◆ WRITTEN EXERCISE ◆
Return the records exactly as they are.

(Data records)
━━━━━━━━━━━━━━━━━━━━

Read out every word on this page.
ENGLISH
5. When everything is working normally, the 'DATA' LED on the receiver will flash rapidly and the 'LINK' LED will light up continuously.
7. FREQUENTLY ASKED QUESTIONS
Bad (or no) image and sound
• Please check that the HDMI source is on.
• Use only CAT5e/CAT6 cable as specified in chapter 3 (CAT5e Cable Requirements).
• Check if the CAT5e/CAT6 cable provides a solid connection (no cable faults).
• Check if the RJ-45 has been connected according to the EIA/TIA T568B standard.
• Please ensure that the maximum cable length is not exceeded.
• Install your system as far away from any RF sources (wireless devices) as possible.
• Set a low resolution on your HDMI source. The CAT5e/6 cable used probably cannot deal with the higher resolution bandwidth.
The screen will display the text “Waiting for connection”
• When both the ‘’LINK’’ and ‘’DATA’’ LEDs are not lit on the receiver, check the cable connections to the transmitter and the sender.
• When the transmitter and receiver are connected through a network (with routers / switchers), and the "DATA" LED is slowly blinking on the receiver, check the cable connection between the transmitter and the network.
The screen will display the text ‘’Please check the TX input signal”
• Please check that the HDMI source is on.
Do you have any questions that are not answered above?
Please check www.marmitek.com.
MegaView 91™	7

━━━━━━━━━━━━━━━━━━━━

◆ OUTPUT OF THE TASK ◆
Read out every word on this page.
ENGLISH
5. When everything is working normally, the 'DATA' LED on the receiver will flash rapidly and the 'LINK' LED will light up continuously.
7. FREQUENTLY ASKED QUESTIONS
Bad (or no) image and sound
• Please check that the HDMI source is on.
• Use only CAT5e/CAT6 cable as specified in chapter 3 (CAT5e Cable Requirements).
• Check if the CAT5e/CAT6 cable provides a solid connection (no cable faults).
• Check if the RJ-45 has been connected according to the EIA/TIA T568B standard.
• Please ensure that the maximum cable length is not exceeded.
• Install your system as far away from any RF sources (wireless devices) as possible.
• Set a low resolution on your HDMI source. The CAT5e/6 cable used probably cannot deal with the higher resolution bandwidth.
The screen will display the text “Waiting for connection”
• When both the ‘’LINK’’ and ‘’DATA’’ LEDs are not lit on the receiver, check the cable connections to the transmitter and the sender.
• When the transmitter and receiver are connected through a network (with routers / switchers), and the "DATA" LED is slowly blinking on the receiver, check the cable connection between the transmitter and the network.
The screen will display the text ‘’Please check the TX input signal”
• Please check that the HDMI source is on.
Do you have any questions that are not answered above?
Please check www.marmitek.com.
MegaView 91™	7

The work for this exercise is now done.